STORED RECORDS
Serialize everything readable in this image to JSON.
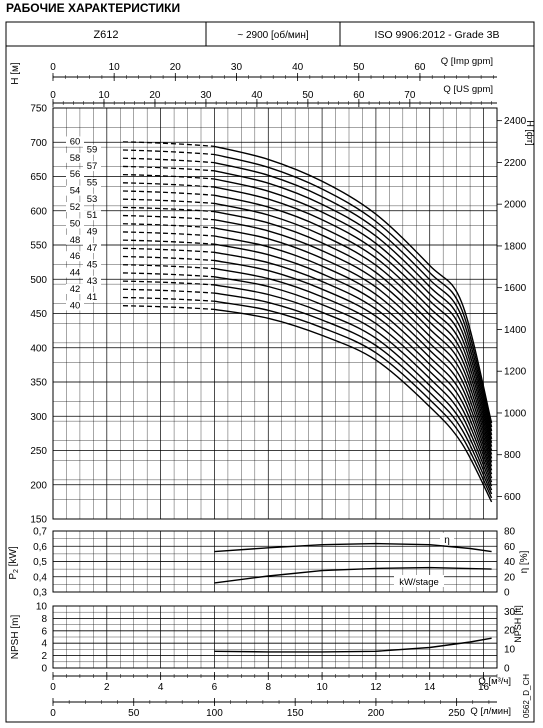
{
  "page": {
    "title": "РАБОЧИЕ ХАРАКТЕРИСТИКИ",
    "model": "Z612",
    "speed": "~ 2900 [об/мин]",
    "standard": "ISO 9906:2012 - Grade 3B",
    "code": "0562_D_CH"
  },
  "chart_data": [
    {
      "type": "line",
      "title": "H-Q",
      "top_axes": [
        {
          "label": "Q [Imp gpm]",
          "ticks": [
            0,
            10,
            20,
            30,
            40,
            50,
            60
          ],
          "range": [
            0,
            72.6
          ]
        },
        {
          "label": "Q [US gpm]",
          "ticks": [
            0,
            10,
            20,
            30,
            40,
            50,
            60,
            70
          ],
          "range": [
            0,
            87.1
          ]
        }
      ],
      "xlim": [
        0,
        16.5
      ],
      "ylabel": "H [м]",
      "ylim": [
        150,
        750
      ],
      "yticks": [
        150,
        200,
        250,
        300,
        350,
        400,
        450,
        500,
        550,
        600,
        650,
        700,
        750
      ],
      "y2label": "H [фт]",
      "y2ticks": [
        600,
        800,
        1000,
        1200,
        1400,
        1600,
        1800,
        2000,
        2200,
        2400
      ],
      "dashed_until_q": 6,
      "stage_labels": [
        "40",
        "41",
        "42",
        "43",
        "44",
        "45",
        "46",
        "47",
        "48",
        "49",
        "50",
        "51",
        "52",
        "53",
        "54",
        "55",
        "56",
        "57",
        "58",
        "59",
        "60"
      ],
      "series": [
        {
          "name": "40",
          "points": [
            [
              0,
              465
            ],
            [
              6,
              456
            ],
            [
              8,
              443
            ],
            [
              10,
              418
            ],
            [
              12,
              382
            ],
            [
              14,
              314
            ],
            [
              15.2,
              260
            ],
            [
              16.3,
              175
            ]
          ]
        },
        {
          "name": "60",
          "points": [
            [
              0,
              705
            ],
            [
              6,
              694
            ],
            [
              8,
              675
            ],
            [
              10,
              643
            ],
            [
              12,
              595
            ],
            [
              14,
              520
            ],
            [
              15.2,
              465
            ],
            [
              16.3,
              290
            ]
          ]
        }
      ]
    },
    {
      "type": "line",
      "title": "P-Q / η-Q",
      "ylabel": "P2 [kW]",
      "ylim": [
        0.3,
        0.7
      ],
      "yticks": [
        0.3,
        0.4,
        0.5,
        0.6,
        0.7
      ],
      "y2label": "η [%]",
      "y2lim": [
        0,
        80
      ],
      "y2ticks": [
        0,
        20,
        40,
        60,
        80
      ],
      "series": [
        {
          "name": "η",
          "points": [
            [
              6,
              53
            ],
            [
              8,
              58
            ],
            [
              10,
              62
            ],
            [
              12,
              63.5
            ],
            [
              14,
              62
            ],
            [
              15.5,
              57
            ],
            [
              16.3,
              53
            ]
          ]
        },
        {
          "name": "kW/stage",
          "points": [
            [
              6,
              0.36
            ],
            [
              8,
              0.405
            ],
            [
              10,
              0.44
            ],
            [
              12,
              0.455
            ],
            [
              14,
              0.46
            ],
            [
              16.3,
              0.45
            ]
          ]
        }
      ]
    },
    {
      "type": "line",
      "title": "NPSH-Q",
      "ylabel": "NPSH [m]",
      "ylim": [
        0,
        10
      ],
      "yticks": [
        0,
        2,
        4,
        6,
        8,
        10
      ],
      "y2label": "NPSH [ft]",
      "y2ticks": [
        0,
        10,
        20,
        30
      ],
      "series": [
        {
          "name": "NPSH",
          "points": [
            [
              6,
              2.7
            ],
            [
              8,
              2.6
            ],
            [
              10,
              2.6
            ],
            [
              12,
              2.7
            ],
            [
              14,
              3.3
            ],
            [
              15.5,
              4.2
            ],
            [
              16.3,
              4.8
            ]
          ]
        }
      ],
      "bottom_axes": [
        {
          "label": "Q [м³/ч]",
          "ticks": [
            0,
            2,
            4,
            6,
            8,
            10,
            12,
            14,
            16
          ],
          "range": [
            0,
            16.5
          ]
        },
        {
          "label": "Q [л/мин]",
          "ticks": [
            0,
            50,
            100,
            150,
            200,
            250
          ],
          "range": [
            0,
            275
          ]
        }
      ]
    }
  ]
}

PROBLEM
Output each line exactly; omit every picture.

WORKED ANSWER
Serialize everything readable in this image to JSON.
{
  "page": {
    "title": "РАБОЧИЕ ХАРАКТЕРИСТИКИ",
    "model": "Z612",
    "speed": "~ 2900 [об/мин]",
    "standard": "ISO 9906:2012 - Grade 3B",
    "code": "0562_D_CH"
  },
  "chart_data": [
    {
      "type": "line",
      "title": "H-Q",
      "top_axes": [
        {
          "label": "Q [Imp gpm]",
          "ticks": [
            0,
            10,
            20,
            30,
            40,
            50,
            60
          ],
          "range": [
            0,
            72.6
          ]
        },
        {
          "label": "Q [US gpm]",
          "ticks": [
            0,
            10,
            20,
            30,
            40,
            50,
            60,
            70
          ],
          "range": [
            0,
            87.1
          ]
        }
      ],
      "xlim": [
        0,
        16.5
      ],
      "ylabel": "H [м]",
      "ylim": [
        150,
        750
      ],
      "yticks": [
        150,
        200,
        250,
        300,
        350,
        400,
        450,
        500,
        550,
        600,
        650,
        700,
        750
      ],
      "y2label": "H [фт]",
      "y2ticks": [
        600,
        800,
        1000,
        1200,
        1400,
        1600,
        1800,
        2000,
        2200,
        2400
      ],
      "dashed_until_q": 6,
      "stage_labels": [
        "40",
        "41",
        "42",
        "43",
        "44",
        "45",
        "46",
        "47",
        "48",
        "49",
        "50",
        "51",
        "52",
        "53",
        "54",
        "55",
        "56",
        "57",
        "58",
        "59",
        "60"
      ],
      "series": [
        {
          "name": "40",
          "points": [
            [
              0,
              465
            ],
            [
              6,
              456
            ],
            [
              8,
              443
            ],
            [
              10,
              418
            ],
            [
              12,
              382
            ],
            [
              14,
              314
            ],
            [
              15.2,
              260
            ],
            [
              16.3,
              175
            ]
          ]
        },
        {
          "name": "60",
          "points": [
            [
              0,
              705
            ],
            [
              6,
              694
            ],
            [
              8,
              675
            ],
            [
              10,
              643
            ],
            [
              12,
              595
            ],
            [
              14,
              520
            ],
            [
              15.2,
              465
            ],
            [
              16.3,
              290
            ]
          ]
        }
      ]
    },
    {
      "type": "line",
      "title": "P-Q / η-Q",
      "ylabel": "P2 [kW]",
      "ylim": [
        0.3,
        0.7
      ],
      "yticks": [
        0.3,
        0.4,
        0.5,
        0.6,
        0.7
      ],
      "y2label": "η [%]",
      "y2lim": [
        0,
        80
      ],
      "y2ticks": [
        0,
        20,
        40,
        60,
        80
      ],
      "series": [
        {
          "name": "η",
          "points": [
            [
              6,
              53
            ],
            [
              8,
              58
            ],
            [
              10,
              62
            ],
            [
              12,
              63.5
            ],
            [
              14,
              62
            ],
            [
              15.5,
              57
            ],
            [
              16.3,
              53
            ]
          ]
        },
        {
          "name": "kW/stage",
          "points": [
            [
              6,
              0.36
            ],
            [
              8,
              0.405
            ],
            [
              10,
              0.44
            ],
            [
              12,
              0.455
            ],
            [
              14,
              0.46
            ],
            [
              16.3,
              0.45
            ]
          ]
        }
      ]
    },
    {
      "type": "line",
      "title": "NPSH-Q",
      "ylabel": "NPSH [m]",
      "ylim": [
        0,
        10
      ],
      "yticks": [
        0,
        2,
        4,
        6,
        8,
        10
      ],
      "y2label": "NPSH [ft]",
      "y2ticks": [
        0,
        10,
        20,
        30
      ],
      "series": [
        {
          "name": "NPSH",
          "points": [
            [
              6,
              2.7
            ],
            [
              8,
              2.6
            ],
            [
              10,
              2.6
            ],
            [
              12,
              2.7
            ],
            [
              14,
              3.3
            ],
            [
              15.5,
              4.2
            ],
            [
              16.3,
              4.8
            ]
          ]
        }
      ],
      "bottom_axes": [
        {
          "label": "Q [м³/ч]",
          "ticks": [
            0,
            2,
            4,
            6,
            8,
            10,
            12,
            14,
            16
          ],
          "range": [
            0,
            16.5
          ]
        },
        {
          "label": "Q [л/мин]",
          "ticks": [
            0,
            50,
            100,
            150,
            200,
            250
          ],
          "range": [
            0,
            275
          ]
        }
      ]
    }
  ]
}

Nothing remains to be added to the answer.